[Dataset entries on figures]
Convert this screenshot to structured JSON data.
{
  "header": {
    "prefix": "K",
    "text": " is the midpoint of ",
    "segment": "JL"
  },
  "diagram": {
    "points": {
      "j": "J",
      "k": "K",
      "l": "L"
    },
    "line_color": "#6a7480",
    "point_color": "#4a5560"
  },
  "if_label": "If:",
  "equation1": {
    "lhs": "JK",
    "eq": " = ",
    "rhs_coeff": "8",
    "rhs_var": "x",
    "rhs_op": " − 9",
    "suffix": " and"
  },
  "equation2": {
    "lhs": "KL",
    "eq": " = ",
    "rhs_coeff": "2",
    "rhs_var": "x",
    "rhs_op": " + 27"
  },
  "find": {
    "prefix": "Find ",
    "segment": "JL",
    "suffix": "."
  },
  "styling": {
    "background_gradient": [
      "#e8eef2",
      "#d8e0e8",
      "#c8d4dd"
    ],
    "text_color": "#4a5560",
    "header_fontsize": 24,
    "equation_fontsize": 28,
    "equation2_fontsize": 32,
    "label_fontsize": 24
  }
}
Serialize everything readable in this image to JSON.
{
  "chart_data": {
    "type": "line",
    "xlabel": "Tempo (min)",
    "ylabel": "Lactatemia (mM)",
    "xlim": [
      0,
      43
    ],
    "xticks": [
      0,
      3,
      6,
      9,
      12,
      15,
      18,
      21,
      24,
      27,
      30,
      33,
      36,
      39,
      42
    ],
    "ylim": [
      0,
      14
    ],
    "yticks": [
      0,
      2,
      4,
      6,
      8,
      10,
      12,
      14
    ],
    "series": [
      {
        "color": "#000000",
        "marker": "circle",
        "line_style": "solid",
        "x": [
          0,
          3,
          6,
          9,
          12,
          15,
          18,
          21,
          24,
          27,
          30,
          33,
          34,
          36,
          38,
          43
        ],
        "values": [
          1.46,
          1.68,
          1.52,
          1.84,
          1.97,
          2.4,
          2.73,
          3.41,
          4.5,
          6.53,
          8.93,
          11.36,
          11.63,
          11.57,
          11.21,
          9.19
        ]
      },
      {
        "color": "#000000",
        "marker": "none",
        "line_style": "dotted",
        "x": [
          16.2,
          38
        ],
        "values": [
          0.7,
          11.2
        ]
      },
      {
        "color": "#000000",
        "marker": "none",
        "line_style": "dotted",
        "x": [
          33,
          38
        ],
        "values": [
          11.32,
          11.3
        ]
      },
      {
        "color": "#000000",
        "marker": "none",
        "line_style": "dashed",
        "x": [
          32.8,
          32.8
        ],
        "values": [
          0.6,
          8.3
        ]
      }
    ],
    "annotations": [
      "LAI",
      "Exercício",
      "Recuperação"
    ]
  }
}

→ **Exercise details**
Exactly reproduce all of the entries.

→ **Answer**
Convert this screenshot to structured JSON data.
{
  "header": {
    "prefix": "K",
    "text": " is the midpoint of ",
    "segment": "JL"
  },
  "diagram": {
    "points": {
      "j": "J",
      "k": "K",
      "l": "L"
    },
    "line_color": "#6a7480",
    "point_color": "#4a5560"
  },
  "if_label": "If:",
  "equation1": {
    "lhs": "JK",
    "eq": " = ",
    "rhs_coeff": "8",
    "rhs_var": "x",
    "rhs_op": " − 9",
    "suffix": " and"
  },
  "equation2": {
    "lhs": "KL",
    "eq": " = ",
    "rhs_coeff": "2",
    "rhs_var": "x",
    "rhs_op": " + 27"
  },
  "find": {
    "prefix": "Find ",
    "segment": "JL",
    "suffix": "."
  },
  "styling": {
    "background_gradient": [
      "#e8eef2",
      "#d8e0e8",
      "#c8d4dd"
    ],
    "text_color": "#4a5560",
    "header_fontsize": 24,
    "equation_fontsize": 28,
    "equation2_fontsize": 32,
    "label_fontsize": 24
  }
}
Serialize everything readable in this image to JSON.
{
  "chart_data": {
    "type": "line",
    "xlabel": "Tempo (min)",
    "ylabel": "Lactatemia (mM)",
    "xlim": [
      0,
      43
    ],
    "xticks": [
      0,
      3,
      6,
      9,
      12,
      15,
      18,
      21,
      24,
      27,
      30,
      33,
      36,
      39,
      42
    ],
    "ylim": [
      0,
      14
    ],
    "yticks": [
      0,
      2,
      4,
      6,
      8,
      10,
      12,
      14
    ],
    "series": [
      {
        "color": "#000000",
        "marker": "circle",
        "line_style": "solid",
        "x": [
          0,
          3,
          6,
          9,
          12,
          15,
          18,
          21,
          24,
          27,
          30,
          33,
          34,
          36,
          38,
          43
        ],
        "values": [
          1.46,
          1.68,
          1.52,
          1.84,
          1.97,
          2.4,
          2.73,
          3.41,
          4.5,
          6.53,
          8.93,
          11.36,
          11.63,
          11.57,
          11.21,
          9.19
        ]
      },
      {
        "color": "#000000",
        "marker": "none",
        "line_style": "dotted",
        "x": [
          16.2,
          38
        ],
        "values": [
          0.7,
          11.2
        ]
      },
      {
        "color": "#000000",
        "marker": "none",
        "line_style": "dotted",
        "x": [
          33,
          38
        ],
        "values": [
          11.32,
          11.3
        ]
      },
      {
        "color": "#000000",
        "marker": "none",
        "line_style": "dashed",
        "x": [
          32.8,
          32.8
        ],
        "values": [
          0.6,
          8.3
        ]
      }
    ],
    "annotations": [
      "LAI",
      "Exercício",
      "Recuperação"
    ]
  }
}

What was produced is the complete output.